**INFORMATION PROVIDED:**
- - -

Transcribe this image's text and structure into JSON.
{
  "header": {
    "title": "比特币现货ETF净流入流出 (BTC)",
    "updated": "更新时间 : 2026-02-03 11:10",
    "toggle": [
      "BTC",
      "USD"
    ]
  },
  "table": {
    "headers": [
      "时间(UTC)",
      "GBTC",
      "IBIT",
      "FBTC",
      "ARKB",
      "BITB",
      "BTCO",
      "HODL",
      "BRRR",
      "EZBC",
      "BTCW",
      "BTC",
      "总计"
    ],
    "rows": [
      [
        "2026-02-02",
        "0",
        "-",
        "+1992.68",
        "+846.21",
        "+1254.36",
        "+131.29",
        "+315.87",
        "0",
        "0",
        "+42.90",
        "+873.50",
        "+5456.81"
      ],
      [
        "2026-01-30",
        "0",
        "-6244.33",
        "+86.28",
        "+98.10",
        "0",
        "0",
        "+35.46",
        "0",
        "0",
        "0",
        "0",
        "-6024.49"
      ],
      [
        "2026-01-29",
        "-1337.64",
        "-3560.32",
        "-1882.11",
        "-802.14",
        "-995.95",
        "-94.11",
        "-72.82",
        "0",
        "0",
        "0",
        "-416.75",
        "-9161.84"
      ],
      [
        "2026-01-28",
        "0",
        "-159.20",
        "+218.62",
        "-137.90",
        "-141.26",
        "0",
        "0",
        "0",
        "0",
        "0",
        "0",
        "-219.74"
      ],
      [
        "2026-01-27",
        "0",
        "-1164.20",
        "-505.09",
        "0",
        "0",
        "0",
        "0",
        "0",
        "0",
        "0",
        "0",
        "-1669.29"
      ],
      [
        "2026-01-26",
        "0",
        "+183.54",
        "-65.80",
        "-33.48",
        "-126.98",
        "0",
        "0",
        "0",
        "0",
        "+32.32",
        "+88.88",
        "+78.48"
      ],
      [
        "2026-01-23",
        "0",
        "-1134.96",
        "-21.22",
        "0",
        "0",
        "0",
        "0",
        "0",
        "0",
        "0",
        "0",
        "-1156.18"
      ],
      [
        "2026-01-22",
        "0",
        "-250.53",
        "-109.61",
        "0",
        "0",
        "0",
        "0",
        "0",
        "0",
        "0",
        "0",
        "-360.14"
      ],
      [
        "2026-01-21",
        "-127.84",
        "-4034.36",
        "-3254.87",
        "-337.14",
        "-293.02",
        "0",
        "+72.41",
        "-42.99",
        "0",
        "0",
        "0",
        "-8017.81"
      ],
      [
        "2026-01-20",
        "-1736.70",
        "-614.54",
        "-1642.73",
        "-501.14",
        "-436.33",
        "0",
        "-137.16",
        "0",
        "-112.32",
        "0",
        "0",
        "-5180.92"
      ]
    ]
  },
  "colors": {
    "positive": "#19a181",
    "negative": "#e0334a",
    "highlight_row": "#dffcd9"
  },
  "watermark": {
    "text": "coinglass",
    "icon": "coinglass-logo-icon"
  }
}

- - -

**WHAT YOU HAVE TO DO:**
Reproduce the listing above verbatim, from first line to last.

**COMPLETE ANSWER:**
Transcribe this image's text and structure into JSON.
{
  "header": {
    "title": "比特币现货ETF净流入流出 (BTC)",
    "updated": "更新时间 : 2026-02-03 11:10",
    "toggle": [
      "BTC",
      "USD"
    ]
  },
  "table": {
    "headers": [
      "时间(UTC)",
      "GBTC",
      "IBIT",
      "FBTC",
      "ARKB",
      "BITB",
      "BTCO",
      "HODL",
      "BRRR",
      "EZBC",
      "BTCW",
      "BTC",
      "总计"
    ],
    "rows": [
      [
        "2026-02-02",
        "0",
        "-",
        "+1992.68",
        "+846.21",
        "+1254.36",
        "+131.29",
        "+315.87",
        "0",
        "0",
        "+42.90",
        "+873.50",
        "+5456.81"
      ],
      [
        "2026-01-30",
        "0",
        "-6244.33",
        "+86.28",
        "+98.10",
        "0",
        "0",
        "+35.46",
        "0",
        "0",
        "0",
        "0",
        "-6024.49"
      ],
      [
        "2026-01-29",
        "-1337.64",
        "-3560.32",
        "-1882.11",
        "-802.14",
        "-995.95",
        "-94.11",
        "-72.82",
        "0",
        "0",
        "0",
        "-416.75",
        "-9161.84"
      ],
      [
        "2026-01-28",
        "0",
        "-159.20",
        "+218.62",
        "-137.90",
        "-141.26",
        "0",
        "0",
        "0",
        "0",
        "0",
        "0",
        "-219.74"
      ],
      [
        "2026-01-27",
        "0",
        "-1164.20",
        "-505.09",
        "0",
        "0",
        "0",
        "0",
        "0",
        "0",
        "0",
        "0",
        "-1669.29"
      ],
      [
        "2026-01-26",
        "0",
        "+183.54",
        "-65.80",
        "-33.48",
        "-126.98",
        "0",
        "0",
        "0",
        "0",
        "+32.32",
        "+88.88",
        "+78.48"
      ],
      [
        "2026-01-23",
        "0",
        "-1134.96",
        "-21.22",
        "0",
        "0",
        "0",
        "0",
        "0",
        "0",
        "0",
        "0",
        "-1156.18"
      ],
      [
        "2026-01-22",
        "0",
        "-250.53",
        "-109.61",
        "0",
        "0",
        "0",
        "0",
        "0",
        "0",
        "0",
        "0",
        "-360.14"
      ],
      [
        "2026-01-21",
        "-127.84",
        "-4034.36",
        "-3254.87",
        "-337.14",
        "-293.02",
        "0",
        "+72.41",
        "-42.99",
        "0",
        "0",
        "0",
        "-8017.81"
      ],
      [
        "2026-01-20",
        "-1736.70",
        "-614.54",
        "-1642.73",
        "-501.14",
        "-436.33",
        "0",
        "-137.16",
        "0",
        "-112.32",
        "0",
        "0",
        "-5180.92"
      ]
    ]
  },
  "colors": {
    "positive": "#19a181",
    "negative": "#e0334a",
    "highlight_row": "#dffcd9"
  },
  "watermark": {
    "text": "coinglass",
    "icon": "coinglass-logo-icon"
  }
}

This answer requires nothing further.